--- SHORT EXERCISE ---
What lines of the data include the string "caption"? Copy them all.

[Entries from a dataset]
§

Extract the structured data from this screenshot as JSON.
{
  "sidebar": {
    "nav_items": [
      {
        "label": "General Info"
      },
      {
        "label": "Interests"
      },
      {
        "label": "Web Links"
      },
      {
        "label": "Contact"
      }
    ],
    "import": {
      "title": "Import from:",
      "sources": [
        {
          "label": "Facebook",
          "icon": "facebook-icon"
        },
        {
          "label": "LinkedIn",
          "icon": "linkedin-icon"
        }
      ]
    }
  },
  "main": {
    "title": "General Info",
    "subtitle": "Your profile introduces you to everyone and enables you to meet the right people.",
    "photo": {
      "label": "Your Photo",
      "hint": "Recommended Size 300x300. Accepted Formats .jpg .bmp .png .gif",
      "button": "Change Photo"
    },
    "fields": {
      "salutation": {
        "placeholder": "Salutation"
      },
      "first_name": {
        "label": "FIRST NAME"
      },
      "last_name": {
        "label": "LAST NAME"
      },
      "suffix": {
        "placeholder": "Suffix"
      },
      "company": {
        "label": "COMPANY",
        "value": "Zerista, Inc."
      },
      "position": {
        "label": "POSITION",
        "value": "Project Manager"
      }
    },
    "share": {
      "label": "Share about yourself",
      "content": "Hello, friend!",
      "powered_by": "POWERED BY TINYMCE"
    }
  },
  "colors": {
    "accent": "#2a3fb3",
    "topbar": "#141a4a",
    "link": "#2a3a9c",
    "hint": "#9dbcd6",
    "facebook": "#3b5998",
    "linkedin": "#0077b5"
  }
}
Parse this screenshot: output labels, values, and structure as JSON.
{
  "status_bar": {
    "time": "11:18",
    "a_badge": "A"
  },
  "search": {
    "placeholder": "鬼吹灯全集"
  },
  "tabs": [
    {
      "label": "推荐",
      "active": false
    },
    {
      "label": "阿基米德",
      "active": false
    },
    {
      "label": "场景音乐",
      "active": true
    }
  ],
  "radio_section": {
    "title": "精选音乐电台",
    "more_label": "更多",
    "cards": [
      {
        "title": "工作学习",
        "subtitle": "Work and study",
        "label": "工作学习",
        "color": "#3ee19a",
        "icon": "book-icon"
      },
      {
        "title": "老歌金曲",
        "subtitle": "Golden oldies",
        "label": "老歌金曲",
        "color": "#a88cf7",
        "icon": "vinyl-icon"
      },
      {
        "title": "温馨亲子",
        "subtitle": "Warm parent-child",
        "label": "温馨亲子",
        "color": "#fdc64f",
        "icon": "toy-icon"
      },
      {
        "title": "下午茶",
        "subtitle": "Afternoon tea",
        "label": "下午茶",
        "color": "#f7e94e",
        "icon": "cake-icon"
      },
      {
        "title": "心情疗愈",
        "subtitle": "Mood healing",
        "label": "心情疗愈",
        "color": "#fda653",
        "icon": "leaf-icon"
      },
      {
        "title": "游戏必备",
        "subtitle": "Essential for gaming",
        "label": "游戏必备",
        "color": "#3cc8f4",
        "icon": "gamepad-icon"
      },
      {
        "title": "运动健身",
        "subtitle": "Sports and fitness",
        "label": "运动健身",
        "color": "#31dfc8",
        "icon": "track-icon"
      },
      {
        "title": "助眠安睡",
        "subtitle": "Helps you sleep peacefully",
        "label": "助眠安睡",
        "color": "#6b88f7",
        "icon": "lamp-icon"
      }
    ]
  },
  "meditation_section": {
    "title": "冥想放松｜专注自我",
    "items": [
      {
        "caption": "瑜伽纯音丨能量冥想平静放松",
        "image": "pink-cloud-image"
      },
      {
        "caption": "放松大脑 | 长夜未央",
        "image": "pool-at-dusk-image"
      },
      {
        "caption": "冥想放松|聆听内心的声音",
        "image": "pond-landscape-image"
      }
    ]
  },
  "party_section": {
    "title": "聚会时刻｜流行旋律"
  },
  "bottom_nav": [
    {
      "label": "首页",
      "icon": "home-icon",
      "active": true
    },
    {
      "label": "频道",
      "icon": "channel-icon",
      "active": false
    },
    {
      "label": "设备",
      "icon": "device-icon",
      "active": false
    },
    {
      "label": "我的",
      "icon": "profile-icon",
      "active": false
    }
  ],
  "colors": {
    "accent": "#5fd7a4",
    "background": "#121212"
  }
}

§

--- RESULT FOR THIS EXERCISE ---
        "caption": "瑜伽纯音丨能量冥想平静放松",
        "caption": "放松大脑 | 长夜未央",
        "caption": "冥想放松|聆听内心的声音",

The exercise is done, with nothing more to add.